» Task brief
Extract all data as written.
* Begin *
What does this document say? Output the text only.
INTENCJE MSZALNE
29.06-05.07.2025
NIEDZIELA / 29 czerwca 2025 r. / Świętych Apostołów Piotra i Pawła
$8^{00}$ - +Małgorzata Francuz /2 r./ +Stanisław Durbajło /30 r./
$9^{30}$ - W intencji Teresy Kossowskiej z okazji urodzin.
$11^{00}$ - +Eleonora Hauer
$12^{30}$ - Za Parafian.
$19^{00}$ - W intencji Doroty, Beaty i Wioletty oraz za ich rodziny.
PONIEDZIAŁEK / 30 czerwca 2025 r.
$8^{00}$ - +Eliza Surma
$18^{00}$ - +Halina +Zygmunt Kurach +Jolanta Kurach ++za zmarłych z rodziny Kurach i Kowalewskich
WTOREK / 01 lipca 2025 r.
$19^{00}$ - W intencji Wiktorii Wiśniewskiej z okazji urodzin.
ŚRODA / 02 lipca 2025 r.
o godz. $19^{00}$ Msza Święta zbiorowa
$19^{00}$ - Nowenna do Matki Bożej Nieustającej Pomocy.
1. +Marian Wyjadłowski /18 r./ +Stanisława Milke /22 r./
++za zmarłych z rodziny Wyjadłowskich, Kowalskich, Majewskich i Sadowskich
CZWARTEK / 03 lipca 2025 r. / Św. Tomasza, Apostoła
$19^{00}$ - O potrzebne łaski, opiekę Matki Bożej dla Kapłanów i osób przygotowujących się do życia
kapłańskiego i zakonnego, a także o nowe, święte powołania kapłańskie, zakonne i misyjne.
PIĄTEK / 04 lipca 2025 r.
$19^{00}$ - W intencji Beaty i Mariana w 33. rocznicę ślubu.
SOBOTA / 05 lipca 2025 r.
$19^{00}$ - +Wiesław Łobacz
* End *
» Answer for the task
What does this document say? Output the text only.
INTENCJE MSZALNE
29.06-05.07.2025
NIEDZIELA / 29 czerwca 2025 r. / Świętych Apostołów Piotra i Pawła
$8^{00}$ - +Małgorzata Francuz /2 r./ +Stanisław Durbajło /30 r./
$9^{30}$ - W intencji Teresy Kossowskiej z okazji urodzin.
$11^{00}$ - +Eleonora Hauer
$12^{30}$ - Za Parafian.
$19^{00}$ - W intencji Doroty, Beaty i Wioletty oraz za ich rodziny.
PONIEDZIAŁEK / 30 czerwca 2025 r.
$8^{00}$ - +Eliza Surma
$18^{00}$ - +Halina +Zygmunt Kurach +Jolanta Kurach ++za zmarłych z rodziny Kurach i Kowalewskich
WTOREK / 01 lipca 2025 r.
$19^{00}$ - W intencji Wiktorii Wiśniewskiej z okazji urodzin.
ŚRODA / 02 lipca 2025 r.
o godz. $19^{00}$ Msza Święta zbiorowa
$19^{00}$ - Nowenna do Matki Bożej Nieustającej Pomocy.
1. +Marian Wyjadłowski /18 r./ +Stanisława Milke /22 r./
++za zmarłych z rodziny Wyjadłowskich, Kowalskich, Majewskich i Sadowskich
CZWARTEK / 03 lipca 2025 r. / Św. Tomasza, Apostoła
$19^{00}$ - O potrzebne łaski, opiekę Matki Bożej dla Kapłanów i osób przygotowujących się do życia
kapłańskiego i zakonnego, a także o nowe, święte powołania kapłańskie, zakonne i misyjne.
PIĄTEK / 04 lipca 2025 r.
$19^{00}$ - W intencji Beaty i Mariana w 33. rocznicę ślubu.
SOBOTA / 05 lipca 2025 r.
$19^{00}$ - +Wiesław Łobacz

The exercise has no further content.